— start THE DATA —

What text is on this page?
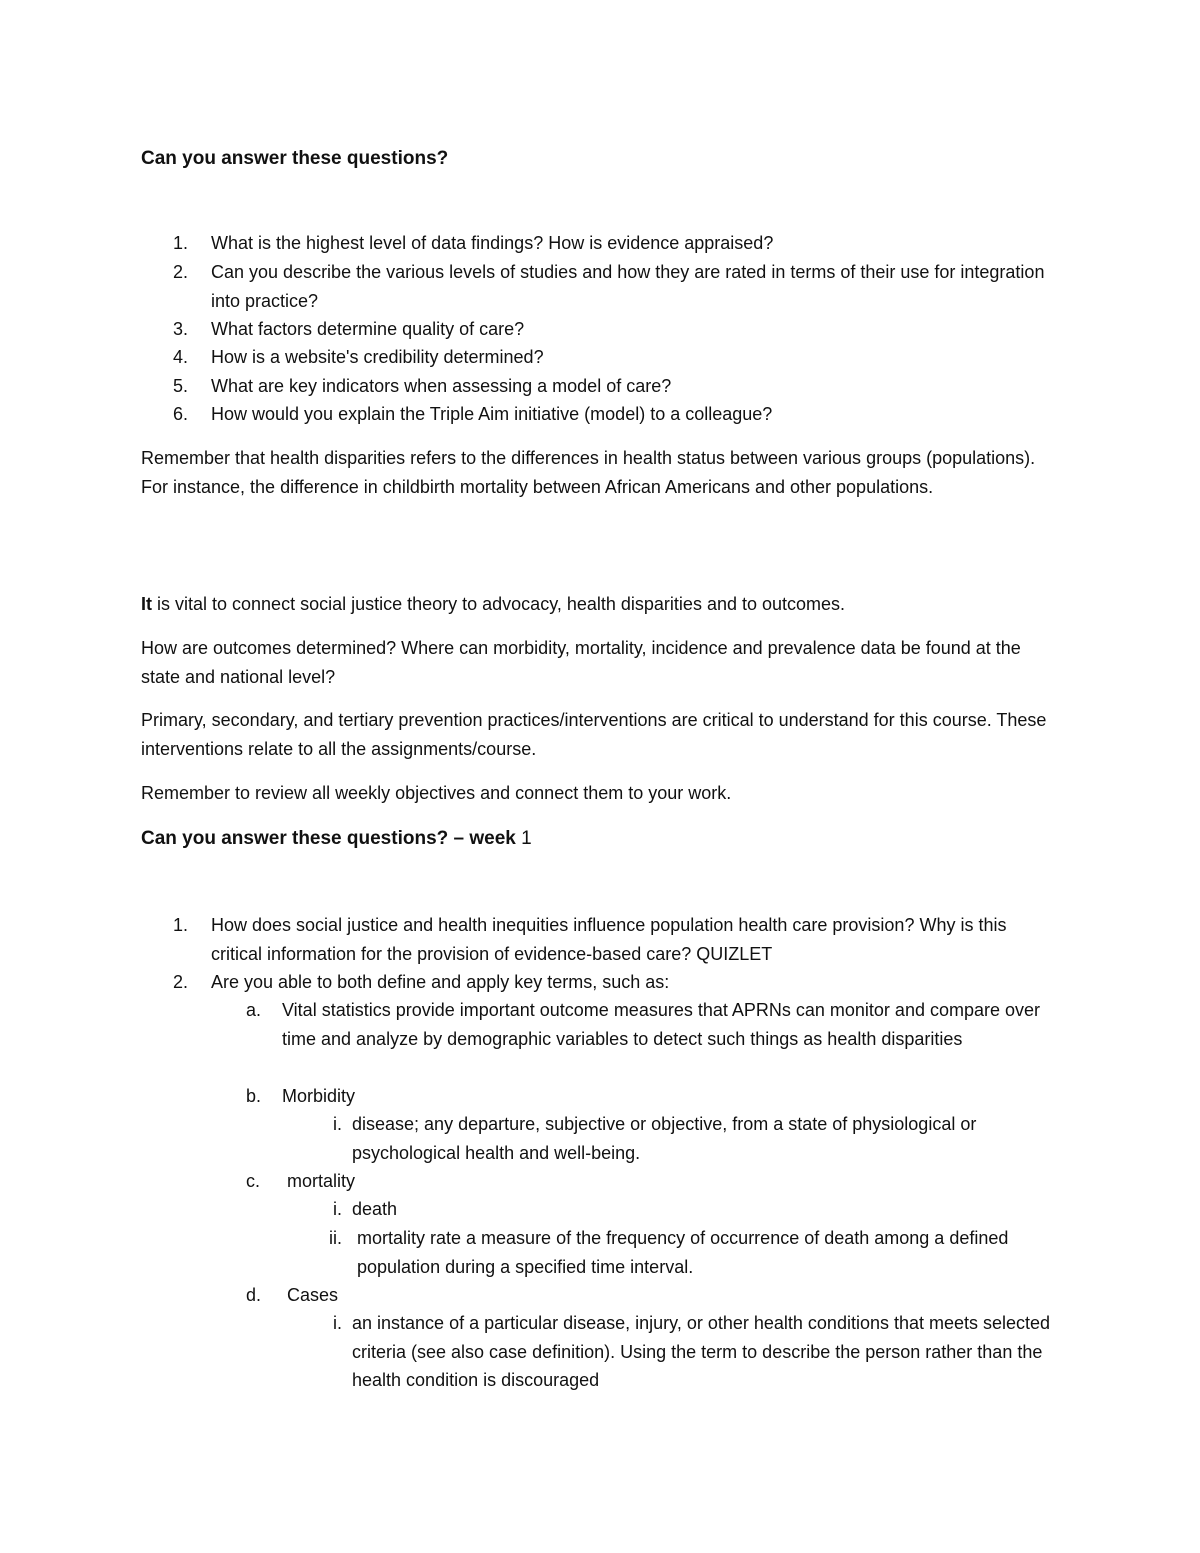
Can you answer these questions?
1.	What is the highest level of data findings? How is evidence appraised?
2.	Can you describe the various levels of studies and how they are rated in terms of their use for integration into practice?
3.	What factors determine quality of care?
4.	How is a website's credibility determined?
5.	What are key indicators when assessing a model of care?
6.	How would you explain the Triple Aim initiative (model) to a colleague?
Remember that health disparities refers to the differences in health status between various groups (populations). For instance, the difference in childbirth mortality between African Americans and other populations.
It is vital to connect social justice theory to advocacy, health disparities and to outcomes.
How are outcomes determined? Where can morbidity, mortality, incidence and prevalence data be found at the state and national level?
Primary, secondary, and tertiary prevention practices/interventions are critical to understand for this course. These interventions relate to all the assignments/course.
Remember to review all weekly objectives and connect them to your work.
Can you answer these questions? – week 1
1.	How does social justice and health inequities influence population health care provision? Why is this critical information for the provision of evidence-based care? QUIZLET
2.	Are you able to both define and apply key terms, such as:
a.	Vital statistics provide important outcome measures that APRNs can monitor and compare over time and analyze by demographic variables to detect such things as health disparities
b.	Morbidity
i. disease; any departure, subjective or objective, from a state of physiological or psychological health and well-being.
c.	mortality
i. death
ii. mortality rate a measure of the frequency of occurrence of death among a defined population during a specified time interval.
d.	Cases
i. an instance of a particular disease, injury, or other health conditions that meets selected criteria (see also case definition). Using the term to describe the person rather than the health condition is discouraged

— end THE DATA —

• **TASK PROMPT**: Gather every line from the listing above in which the word "model" appears.

• **SOLUTION TO THE PROBLEM**:
5.	What are key indicators when assessing a model of care?
6.	How would you explain the Triple Aim initiative (model) to a colleague?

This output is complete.